- **Exercise details**: Find the word "写在本试卷上无效" in the material below and gather every line that contains it.

— Begin Input —

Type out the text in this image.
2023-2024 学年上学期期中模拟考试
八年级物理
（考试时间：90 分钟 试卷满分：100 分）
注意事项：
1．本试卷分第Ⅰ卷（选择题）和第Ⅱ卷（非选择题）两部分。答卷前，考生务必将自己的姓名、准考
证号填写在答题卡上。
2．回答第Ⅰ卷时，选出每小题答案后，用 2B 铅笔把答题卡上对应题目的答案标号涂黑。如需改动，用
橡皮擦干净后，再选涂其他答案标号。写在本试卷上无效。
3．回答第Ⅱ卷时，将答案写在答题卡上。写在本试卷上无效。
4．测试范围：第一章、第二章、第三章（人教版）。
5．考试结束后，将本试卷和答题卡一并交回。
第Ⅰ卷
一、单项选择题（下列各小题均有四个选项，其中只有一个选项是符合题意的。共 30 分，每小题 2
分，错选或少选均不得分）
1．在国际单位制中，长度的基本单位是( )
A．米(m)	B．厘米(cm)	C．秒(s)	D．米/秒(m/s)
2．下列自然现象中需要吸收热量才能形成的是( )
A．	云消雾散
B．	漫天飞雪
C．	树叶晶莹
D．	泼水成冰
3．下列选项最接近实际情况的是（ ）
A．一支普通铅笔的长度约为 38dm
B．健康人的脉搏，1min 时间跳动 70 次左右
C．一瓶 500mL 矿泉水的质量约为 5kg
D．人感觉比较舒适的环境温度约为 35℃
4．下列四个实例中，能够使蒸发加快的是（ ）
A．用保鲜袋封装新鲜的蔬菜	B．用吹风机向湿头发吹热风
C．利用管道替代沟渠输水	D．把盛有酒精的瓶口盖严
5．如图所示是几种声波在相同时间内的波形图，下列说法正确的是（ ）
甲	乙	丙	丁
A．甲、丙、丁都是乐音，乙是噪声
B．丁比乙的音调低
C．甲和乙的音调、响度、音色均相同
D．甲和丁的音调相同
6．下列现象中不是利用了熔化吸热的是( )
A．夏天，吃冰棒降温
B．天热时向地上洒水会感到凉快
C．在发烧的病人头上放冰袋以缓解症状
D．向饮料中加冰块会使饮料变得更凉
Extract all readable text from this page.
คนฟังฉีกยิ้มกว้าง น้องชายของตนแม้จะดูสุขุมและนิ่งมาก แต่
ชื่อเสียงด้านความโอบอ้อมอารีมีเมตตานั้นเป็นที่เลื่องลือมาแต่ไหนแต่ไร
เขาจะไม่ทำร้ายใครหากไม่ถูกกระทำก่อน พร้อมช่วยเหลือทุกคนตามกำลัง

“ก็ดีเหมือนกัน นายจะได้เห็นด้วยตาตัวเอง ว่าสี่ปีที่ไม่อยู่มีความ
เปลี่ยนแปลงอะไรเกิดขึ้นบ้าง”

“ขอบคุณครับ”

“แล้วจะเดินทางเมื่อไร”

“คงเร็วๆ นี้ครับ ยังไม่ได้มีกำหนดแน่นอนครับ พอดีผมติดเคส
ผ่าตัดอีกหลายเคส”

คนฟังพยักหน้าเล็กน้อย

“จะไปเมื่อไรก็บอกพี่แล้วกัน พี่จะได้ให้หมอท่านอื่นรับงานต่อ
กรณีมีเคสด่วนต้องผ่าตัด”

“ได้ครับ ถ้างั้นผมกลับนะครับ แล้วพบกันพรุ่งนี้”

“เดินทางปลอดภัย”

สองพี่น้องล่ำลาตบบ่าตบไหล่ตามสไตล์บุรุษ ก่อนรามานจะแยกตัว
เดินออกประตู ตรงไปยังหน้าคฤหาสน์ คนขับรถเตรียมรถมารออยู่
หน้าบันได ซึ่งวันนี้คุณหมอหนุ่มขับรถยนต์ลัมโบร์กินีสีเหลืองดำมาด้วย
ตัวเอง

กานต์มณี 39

— End Input —

- **In response**:
橡皮擦干净后，再选涂其他答案标号。写在本试卷上无效。
3．回答第Ⅱ卷时，将答案写在答题卡上。写在本试卷上无效。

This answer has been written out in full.